[Given instruction 1] Rewrite the paragraph in the forum thread that begins "Does anyone have an Excel spreadsheet" as a short list that keeps its main facts.
[Given instruction 2] Write out the part of the forum thread that begins at the words "Does anyone have an" and stops after the words "the selling price.".

[Passage shown]
↓
# Looking for an Excel spreadsheet to calculate selling price



## jleampark (Sep 6, 2007)

Does anyone have an Excel spreadsheet that they use to work up a quote for a customer? I am looking for either Excel or PHP, where I can create a database with all my shirt costs and my design costs. Then, on the worksheet, I would select the type of shirt, its color, the number of colors in the design, whether the design is front and/or back. The spreadsheet would give me the cost of my shirt, add in my profit margin and give me the selling price.

I would think something like that is do-able; maybe a pain to set up the database(s) with all the individual costs.

Does anyone have something like that?

Sharing is caring. 

Please and thank you.

Joe


----------



## bomber315 (Jun 18, 2010)

i have something like that and i would be curious to see if you could turn it into a frontend i could use infront of a customer and not have them see how i calculate everything... email me at tylerochs@Hotmail.com if you have know how to do that sort of thing


----------



## shelle007 (Jun 3, 2011)

I am interested in this as well


----------



## Gyroink (May 30, 2011)

I used a basic spreadsheet off a template in excel. I think it was the Invoice one, and all i did was change the prices and percentages. I would love to share, but im Greety  jk let me fiddle with it some more and ill try and upload it. hope this helps


----------



## jobbinchung (May 15, 2009)

I thinking the picture can not selected on excel sheet. You can use creat a list, put as much details on it. Then filer with some condition,some of them can be showed under the condition.


----------
↑
[Data segment]
↓
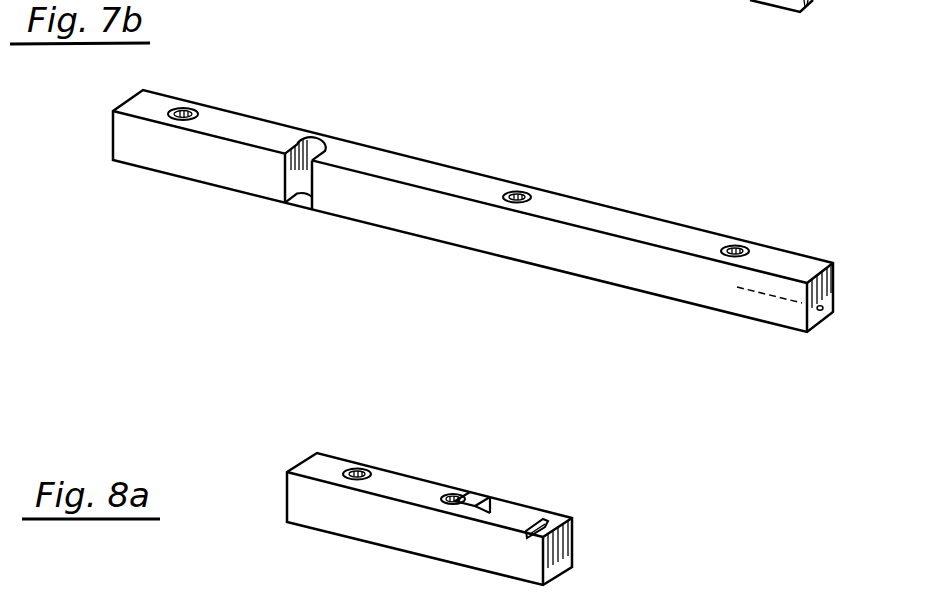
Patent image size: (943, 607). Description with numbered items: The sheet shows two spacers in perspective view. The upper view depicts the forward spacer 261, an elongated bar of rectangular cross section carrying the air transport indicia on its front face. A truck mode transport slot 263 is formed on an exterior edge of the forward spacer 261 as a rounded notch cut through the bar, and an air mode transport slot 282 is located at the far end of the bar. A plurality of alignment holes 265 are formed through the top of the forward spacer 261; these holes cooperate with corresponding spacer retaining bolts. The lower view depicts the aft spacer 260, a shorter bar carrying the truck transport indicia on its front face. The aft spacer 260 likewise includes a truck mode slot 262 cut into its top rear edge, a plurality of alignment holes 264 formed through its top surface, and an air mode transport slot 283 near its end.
↑
[Response 1]
- Wanted: an Excel spreadsheet (or a PHP tool) for working up customer quotes.
- A database would hold all shirt costs and design costs.
- The worksheet would let the user choose:
  - shirt type
  - shirt color
  - number of colors in the design
  - front and/or back design
- The spreadsheet would give the shirt cost, add the profit margin, and show the selling price.

[Response 2]
Does anyone have an Excel spreadsheet that they use to work up a quote for a customer? I am looking for either Excel or PHP, where I can create a database with all my shirt costs and my design costs. Then, on the worksheet, I would select the type of shirt, its color, the number of colors in the design, whether the design is front and/or back. The spreadsheet would give me the cost of my shirt, add in my profit margin and give me the selling price.